Data records:
(begin)

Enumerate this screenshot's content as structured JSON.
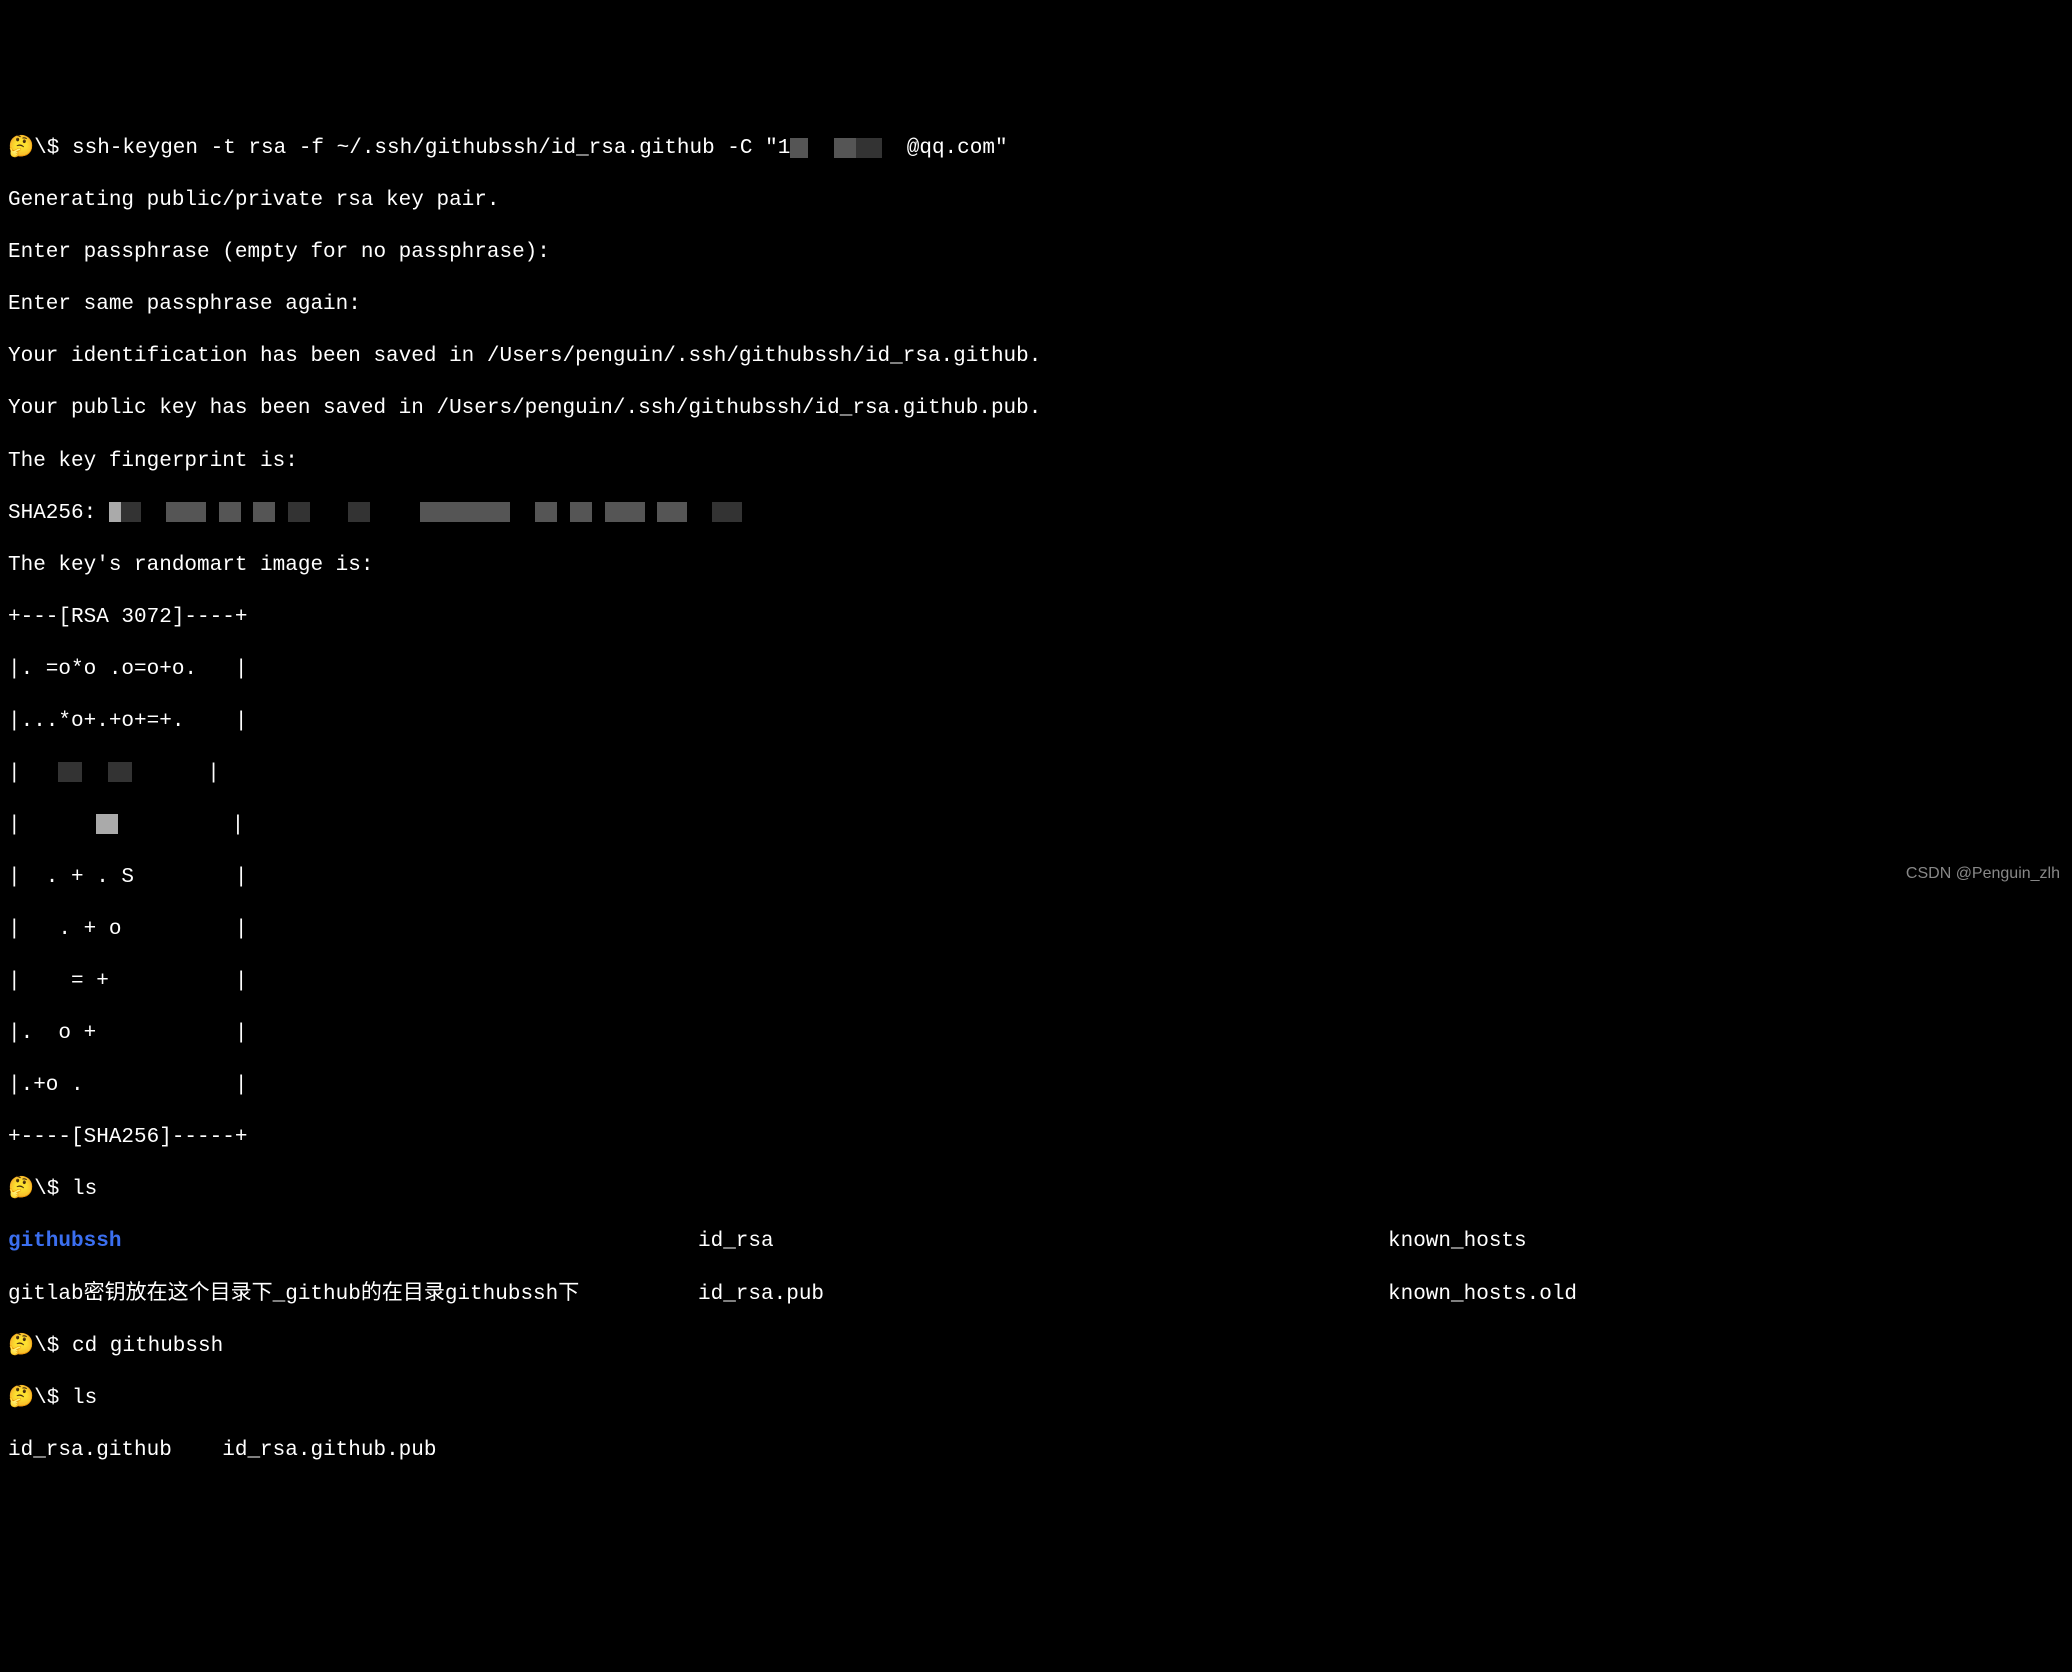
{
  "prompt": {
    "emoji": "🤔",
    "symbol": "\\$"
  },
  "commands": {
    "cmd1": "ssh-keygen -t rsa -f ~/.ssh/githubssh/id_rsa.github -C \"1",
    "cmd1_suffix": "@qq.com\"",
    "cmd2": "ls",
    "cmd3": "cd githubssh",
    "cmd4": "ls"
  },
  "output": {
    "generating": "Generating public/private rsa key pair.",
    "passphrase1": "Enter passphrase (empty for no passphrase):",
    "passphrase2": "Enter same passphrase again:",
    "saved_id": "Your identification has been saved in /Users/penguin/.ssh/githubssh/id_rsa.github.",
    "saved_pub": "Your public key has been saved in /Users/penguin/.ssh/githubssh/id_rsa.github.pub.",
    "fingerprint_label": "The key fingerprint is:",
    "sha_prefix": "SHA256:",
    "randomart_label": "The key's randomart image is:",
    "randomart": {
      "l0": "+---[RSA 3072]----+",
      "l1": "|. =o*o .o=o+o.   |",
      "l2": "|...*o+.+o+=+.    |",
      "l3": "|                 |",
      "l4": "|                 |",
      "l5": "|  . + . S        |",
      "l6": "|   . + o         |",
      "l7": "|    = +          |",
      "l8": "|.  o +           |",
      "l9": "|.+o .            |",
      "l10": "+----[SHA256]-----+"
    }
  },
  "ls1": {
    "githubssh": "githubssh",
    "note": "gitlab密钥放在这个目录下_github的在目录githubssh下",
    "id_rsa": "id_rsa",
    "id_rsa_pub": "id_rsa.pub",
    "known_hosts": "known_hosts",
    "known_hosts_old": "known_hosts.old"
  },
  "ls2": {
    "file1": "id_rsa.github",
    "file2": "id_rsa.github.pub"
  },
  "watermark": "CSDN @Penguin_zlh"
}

(end)

## Directions
From the listing above, copy all lines holding the word "public".

## Solution for this exercise
    "generating": "Generating public/private rsa key pair.",
    "saved_pub": "Your public key has been saved in /Users/penguin/.ssh/githubssh/id_rsa.github.pub.",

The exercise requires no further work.